# Entries provided:

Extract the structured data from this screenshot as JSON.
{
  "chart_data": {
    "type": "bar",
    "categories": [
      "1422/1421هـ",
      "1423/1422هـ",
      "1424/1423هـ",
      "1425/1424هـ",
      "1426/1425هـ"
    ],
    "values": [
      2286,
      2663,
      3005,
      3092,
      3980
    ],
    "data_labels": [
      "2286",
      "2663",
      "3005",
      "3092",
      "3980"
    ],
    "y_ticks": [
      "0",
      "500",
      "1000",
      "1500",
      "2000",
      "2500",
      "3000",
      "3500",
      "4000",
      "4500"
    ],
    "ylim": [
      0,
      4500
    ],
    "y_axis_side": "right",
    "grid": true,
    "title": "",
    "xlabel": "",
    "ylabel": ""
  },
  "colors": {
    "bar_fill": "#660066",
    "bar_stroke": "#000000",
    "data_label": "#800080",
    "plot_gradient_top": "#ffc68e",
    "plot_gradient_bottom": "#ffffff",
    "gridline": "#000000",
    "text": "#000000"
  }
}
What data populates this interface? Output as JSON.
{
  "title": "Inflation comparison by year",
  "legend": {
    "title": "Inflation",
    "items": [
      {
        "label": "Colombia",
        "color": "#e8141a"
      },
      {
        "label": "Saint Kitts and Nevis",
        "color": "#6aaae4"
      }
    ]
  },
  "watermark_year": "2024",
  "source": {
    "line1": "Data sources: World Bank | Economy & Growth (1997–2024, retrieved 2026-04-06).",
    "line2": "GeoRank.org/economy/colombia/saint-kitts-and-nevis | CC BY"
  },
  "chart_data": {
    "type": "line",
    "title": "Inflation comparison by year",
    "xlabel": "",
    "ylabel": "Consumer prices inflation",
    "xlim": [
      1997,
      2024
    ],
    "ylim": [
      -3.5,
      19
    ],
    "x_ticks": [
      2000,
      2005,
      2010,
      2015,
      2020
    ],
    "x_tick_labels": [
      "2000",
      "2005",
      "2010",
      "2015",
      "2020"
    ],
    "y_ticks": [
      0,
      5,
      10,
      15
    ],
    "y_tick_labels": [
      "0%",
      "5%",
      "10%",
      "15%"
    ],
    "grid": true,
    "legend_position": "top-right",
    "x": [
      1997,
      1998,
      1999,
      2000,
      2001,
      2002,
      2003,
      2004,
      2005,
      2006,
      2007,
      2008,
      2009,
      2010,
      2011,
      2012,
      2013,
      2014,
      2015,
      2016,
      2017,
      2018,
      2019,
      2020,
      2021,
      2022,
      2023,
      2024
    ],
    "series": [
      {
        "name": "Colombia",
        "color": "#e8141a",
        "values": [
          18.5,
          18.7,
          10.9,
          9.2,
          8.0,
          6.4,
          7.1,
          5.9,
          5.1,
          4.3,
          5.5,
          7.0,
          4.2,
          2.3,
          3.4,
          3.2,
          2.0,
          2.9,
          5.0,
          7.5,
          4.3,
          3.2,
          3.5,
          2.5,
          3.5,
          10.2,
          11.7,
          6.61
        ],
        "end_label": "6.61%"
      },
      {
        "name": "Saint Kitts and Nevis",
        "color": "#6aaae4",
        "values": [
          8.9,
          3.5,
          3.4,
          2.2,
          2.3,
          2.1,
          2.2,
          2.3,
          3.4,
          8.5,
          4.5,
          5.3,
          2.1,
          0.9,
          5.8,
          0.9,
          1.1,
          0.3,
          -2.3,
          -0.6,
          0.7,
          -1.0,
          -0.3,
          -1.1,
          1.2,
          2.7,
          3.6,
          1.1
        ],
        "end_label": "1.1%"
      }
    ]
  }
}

# Task to carry out:
Write out the whole listing again, exactly as it stands.

# Solved problem:
Extract the structured data from this screenshot as JSON.
{
  "chart_data": {
    "type": "bar",
    "categories": [
      "1422/1421هـ",
      "1423/1422هـ",
      "1424/1423هـ",
      "1425/1424هـ",
      "1426/1425هـ"
    ],
    "values": [
      2286,
      2663,
      3005,
      3092,
      3980
    ],
    "data_labels": [
      "2286",
      "2663",
      "3005",
      "3092",
      "3980"
    ],
    "y_ticks": [
      "0",
      "500",
      "1000",
      "1500",
      "2000",
      "2500",
      "3000",
      "3500",
      "4000",
      "4500"
    ],
    "ylim": [
      0,
      4500
    ],
    "y_axis_side": "right",
    "grid": true,
    "title": "",
    "xlabel": "",
    "ylabel": ""
  },
  "colors": {
    "bar_fill": "#660066",
    "bar_stroke": "#000000",
    "data_label": "#800080",
    "plot_gradient_top": "#ffc68e",
    "plot_gradient_bottom": "#ffffff",
    "gridline": "#000000",
    "text": "#000000"
  }
}
What data populates this interface? Output as JSON.
{
  "title": "Inflation comparison by year",
  "legend": {
    "title": "Inflation",
    "items": [
      {
        "label": "Colombia",
        "color": "#e8141a"
      },
      {
        "label": "Saint Kitts and Nevis",
        "color": "#6aaae4"
      }
    ]
  },
  "watermark_year": "2024",
  "source": {
    "line1": "Data sources: World Bank | Economy & Growth (1997–2024, retrieved 2026-04-06).",
    "line2": "GeoRank.org/economy/colombia/saint-kitts-and-nevis | CC BY"
  },
  "chart_data": {
    "type": "line",
    "title": "Inflation comparison by year",
    "xlabel": "",
    "ylabel": "Consumer prices inflation",
    "xlim": [
      1997,
      2024
    ],
    "ylim": [
      -3.5,
      19
    ],
    "x_ticks": [
      2000,
      2005,
      2010,
      2015,
      2020
    ],
    "x_tick_labels": [
      "2000",
      "2005",
      "2010",
      "2015",
      "2020"
    ],
    "y_ticks": [
      0,
      5,
      10,
      15
    ],
    "y_tick_labels": [
      "0%",
      "5%",
      "10%",
      "15%"
    ],
    "grid": true,
    "legend_position": "top-right",
    "x": [
      1997,
      1998,
      1999,
      2000,
      2001,
      2002,
      2003,
      2004,
      2005,
      2006,
      2007,
      2008,
      2009,
      2010,
      2011,
      2012,
      2013,
      2014,
      2015,
      2016,
      2017,
      2018,
      2019,
      2020,
      2021,
      2022,
      2023,
      2024
    ],
    "series": [
      {
        "name": "Colombia",
        "color": "#e8141a",
        "values": [
          18.5,
          18.7,
          10.9,
          9.2,
          8.0,
          6.4,
          7.1,
          5.9,
          5.1,
          4.3,
          5.5,
          7.0,
          4.2,
          2.3,
          3.4,
          3.2,
          2.0,
          2.9,
          5.0,
          7.5,
          4.3,
          3.2,
          3.5,
          2.5,
          3.5,
          10.2,
          11.7,
          6.61
        ],
        "end_label": "6.61%"
      },
      {
        "name": "Saint Kitts and Nevis",
        "color": "#6aaae4",
        "values": [
          8.9,
          3.5,
          3.4,
          2.2,
          2.3,
          2.1,
          2.2,
          2.3,
          3.4,
          8.5,
          4.5,
          5.3,
          2.1,
          0.9,
          5.8,
          0.9,
          1.1,
          0.3,
          -2.3,
          -0.6,
          0.7,
          -1.0,
          -0.3,
          -1.1,
          1.2,
          2.7,
          3.6,
          1.1
        ],
        "end_label": "1.1%"
      }
    ]
  }
}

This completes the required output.